**** RECORDS SUPPLIED ****

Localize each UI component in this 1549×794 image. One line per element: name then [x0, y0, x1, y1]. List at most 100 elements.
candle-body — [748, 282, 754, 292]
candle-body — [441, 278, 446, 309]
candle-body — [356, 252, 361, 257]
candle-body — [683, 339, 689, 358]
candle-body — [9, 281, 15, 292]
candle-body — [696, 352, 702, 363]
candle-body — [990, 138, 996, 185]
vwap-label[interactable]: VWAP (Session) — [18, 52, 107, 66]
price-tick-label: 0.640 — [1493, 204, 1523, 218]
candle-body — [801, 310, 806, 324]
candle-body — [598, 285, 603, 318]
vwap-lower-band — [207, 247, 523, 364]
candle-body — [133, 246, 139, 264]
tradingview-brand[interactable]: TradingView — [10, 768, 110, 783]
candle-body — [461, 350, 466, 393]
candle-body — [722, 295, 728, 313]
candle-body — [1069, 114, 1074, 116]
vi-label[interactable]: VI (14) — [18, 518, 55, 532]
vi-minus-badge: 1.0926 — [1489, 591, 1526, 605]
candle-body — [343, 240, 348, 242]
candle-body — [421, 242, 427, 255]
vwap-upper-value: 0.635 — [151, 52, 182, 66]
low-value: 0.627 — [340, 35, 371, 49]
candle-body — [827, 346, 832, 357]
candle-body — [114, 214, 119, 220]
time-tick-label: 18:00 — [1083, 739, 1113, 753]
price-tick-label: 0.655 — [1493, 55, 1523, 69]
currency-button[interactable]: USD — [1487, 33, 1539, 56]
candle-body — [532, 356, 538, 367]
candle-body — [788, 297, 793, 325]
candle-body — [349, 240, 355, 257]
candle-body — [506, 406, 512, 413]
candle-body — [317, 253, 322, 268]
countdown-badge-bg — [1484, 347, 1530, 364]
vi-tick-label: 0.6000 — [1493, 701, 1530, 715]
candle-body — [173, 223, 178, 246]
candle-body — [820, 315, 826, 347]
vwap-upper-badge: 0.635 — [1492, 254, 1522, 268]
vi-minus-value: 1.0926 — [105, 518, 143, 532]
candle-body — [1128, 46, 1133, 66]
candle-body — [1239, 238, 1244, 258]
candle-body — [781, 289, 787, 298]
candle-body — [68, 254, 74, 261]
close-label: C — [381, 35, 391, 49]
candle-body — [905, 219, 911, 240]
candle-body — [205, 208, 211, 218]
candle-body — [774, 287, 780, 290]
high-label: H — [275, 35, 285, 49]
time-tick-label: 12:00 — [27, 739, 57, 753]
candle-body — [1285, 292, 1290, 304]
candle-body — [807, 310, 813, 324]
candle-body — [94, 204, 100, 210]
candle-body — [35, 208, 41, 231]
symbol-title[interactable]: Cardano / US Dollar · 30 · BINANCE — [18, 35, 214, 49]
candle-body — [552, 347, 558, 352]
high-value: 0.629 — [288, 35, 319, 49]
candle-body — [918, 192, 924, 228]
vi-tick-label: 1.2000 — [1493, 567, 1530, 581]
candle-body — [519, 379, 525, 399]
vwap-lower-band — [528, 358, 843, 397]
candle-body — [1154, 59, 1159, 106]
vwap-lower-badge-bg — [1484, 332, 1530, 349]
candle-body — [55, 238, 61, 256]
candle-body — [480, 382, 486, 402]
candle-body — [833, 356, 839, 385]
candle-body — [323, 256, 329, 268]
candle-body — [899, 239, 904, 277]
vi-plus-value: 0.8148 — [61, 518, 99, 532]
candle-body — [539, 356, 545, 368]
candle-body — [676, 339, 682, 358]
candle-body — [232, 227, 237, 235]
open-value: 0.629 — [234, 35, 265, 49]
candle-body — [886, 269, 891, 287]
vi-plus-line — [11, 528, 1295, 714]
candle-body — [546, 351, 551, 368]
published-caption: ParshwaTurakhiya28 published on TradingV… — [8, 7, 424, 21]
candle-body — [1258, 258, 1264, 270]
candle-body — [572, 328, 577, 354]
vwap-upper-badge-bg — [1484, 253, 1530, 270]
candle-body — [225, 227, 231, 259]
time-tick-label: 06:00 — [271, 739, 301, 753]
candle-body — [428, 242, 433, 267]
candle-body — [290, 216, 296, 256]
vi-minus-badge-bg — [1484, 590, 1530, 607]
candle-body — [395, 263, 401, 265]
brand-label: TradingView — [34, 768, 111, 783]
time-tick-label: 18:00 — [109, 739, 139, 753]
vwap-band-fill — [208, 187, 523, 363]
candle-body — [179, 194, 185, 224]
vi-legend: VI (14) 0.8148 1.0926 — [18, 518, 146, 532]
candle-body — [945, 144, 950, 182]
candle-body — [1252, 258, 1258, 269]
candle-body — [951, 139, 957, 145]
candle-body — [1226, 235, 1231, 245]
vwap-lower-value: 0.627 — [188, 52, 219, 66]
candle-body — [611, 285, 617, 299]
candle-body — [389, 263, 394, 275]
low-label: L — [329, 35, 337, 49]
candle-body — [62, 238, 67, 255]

****

EXERCISE DETAILS:
Retype every line of the records verbatim.

EXERCISE RESULT:
Localize each UI component in this 1549×794 image. One line per element: name then [x0, y0, x1, y1]. List at most 100 elements.
candle-body — [748, 282, 754, 292]
candle-body — [441, 278, 446, 309]
candle-body — [356, 252, 361, 257]
candle-body — [683, 339, 689, 358]
candle-body — [9, 281, 15, 292]
candle-body — [696, 352, 702, 363]
candle-body — [990, 138, 996, 185]
vwap-label[interactable]: VWAP (Session) — [18, 52, 107, 66]
price-tick-label: 0.640 — [1493, 204, 1523, 218]
candle-body — [801, 310, 806, 324]
candle-body — [598, 285, 603, 318]
vwap-lower-band — [207, 247, 523, 364]
candle-body — [133, 246, 139, 264]
tradingview-brand[interactable]: TradingView — [10, 768, 110, 783]
candle-body — [461, 350, 466, 393]
candle-body — [722, 295, 728, 313]
candle-body — [1069, 114, 1074, 116]
vi-label[interactable]: VI (14) — [18, 518, 55, 532]
vi-minus-badge: 1.0926 — [1489, 591, 1526, 605]
candle-body — [343, 240, 348, 242]
candle-body — [421, 242, 427, 255]
vwap-upper-value: 0.635 — [151, 52, 182, 66]
low-value: 0.627 — [340, 35, 371, 49]
candle-body — [827, 346, 832, 357]
candle-body — [114, 214, 119, 220]
time-tick-label: 18:00 — [1083, 739, 1113, 753]
price-tick-label: 0.655 — [1493, 55, 1523, 69]
currency-button[interactable]: USD — [1487, 33, 1539, 56]
candle-body — [532, 356, 538, 367]
candle-body — [788, 297, 793, 325]
candle-body — [349, 240, 355, 257]
candle-body — [506, 406, 512, 413]
candle-body — [317, 253, 322, 268]
countdown-badge-bg — [1484, 347, 1530, 364]
vi-tick-label: 0.6000 — [1493, 701, 1530, 715]
candle-body — [173, 223, 178, 246]
candle-body — [820, 315, 826, 347]
vwap-upper-badge: 0.635 — [1492, 254, 1522, 268]
vi-minus-value: 1.0926 — [105, 518, 143, 532]
candle-body — [1128, 46, 1133, 66]
candle-body — [1239, 238, 1244, 258]
candle-body — [781, 289, 787, 298]
candle-body — [68, 254, 74, 261]
close-label: C — [381, 35, 391, 49]
candle-body — [905, 219, 911, 240]
candle-body — [205, 208, 211, 218]
candle-body — [774, 287, 780, 290]
high-label: H — [275, 35, 285, 49]
time-tick-label: 12:00 — [27, 739, 57, 753]
candle-body — [1285, 292, 1290, 304]
candle-body — [807, 310, 813, 324]
candle-body — [94, 204, 100, 210]
candle-body — [35, 208, 41, 231]
symbol-title[interactable]: Cardano / US Dollar · 30 · BINANCE — [18, 35, 214, 49]
candle-body — [552, 347, 558, 352]
high-value: 0.629 — [288, 35, 319, 49]
candle-body — [918, 192, 924, 228]
vi-tick-label: 1.2000 — [1493, 567, 1530, 581]
candle-body — [519, 379, 525, 399]
vwap-lower-band — [528, 358, 843, 397]
candle-body — [1154, 59, 1159, 106]
vwap-lower-badge-bg — [1484, 332, 1530, 349]
candle-body — [55, 238, 61, 256]
candle-body — [480, 382, 486, 402]
candle-body — [833, 356, 839, 385]
candle-body — [323, 256, 329, 268]
candle-body — [899, 239, 904, 277]
vi-plus-value: 0.8148 — [61, 518, 99, 532]
candle-body — [539, 356, 545, 368]
candle-body — [676, 339, 682, 358]
candle-body — [232, 227, 237, 235]
open-value: 0.629 — [234, 35, 265, 49]
candle-body — [886, 269, 891, 287]
vi-plus-line — [11, 528, 1295, 714]
candle-body — [546, 351, 551, 368]
published-caption: ParshwaTurakhiya28 published on TradingV… — [8, 7, 424, 21]
candle-body — [1258, 258, 1264, 270]
candle-body — [572, 328, 577, 354]
vwap-upper-badge-bg — [1484, 253, 1530, 270]
candle-body — [225, 227, 231, 259]
time-tick-label: 06:00 — [271, 739, 301, 753]
candle-body — [428, 242, 433, 267]
candle-body — [290, 216, 296, 256]
vi-minus-badge-bg — [1484, 590, 1530, 607]
candle-body — [395, 263, 401, 265]
brand-label: TradingView — [34, 768, 111, 783]
time-tick-label: 18:00 — [109, 739, 139, 753]
vwap-band-fill — [208, 187, 523, 363]
candle-body — [179, 194, 185, 224]
vi-legend: VI (14) 0.8148 1.0926 — [18, 518, 146, 532]
candle-body — [945, 144, 950, 182]
candle-body — [1252, 258, 1258, 269]
candle-body — [951, 139, 957, 145]
candle-body — [1226, 235, 1231, 245]
vwap-lower-value: 0.627 — [188, 52, 219, 66]
candle-body — [611, 285, 617, 299]
candle-body — [389, 263, 394, 275]
low-label: L — [329, 35, 337, 49]
candle-body — [62, 238, 67, 255]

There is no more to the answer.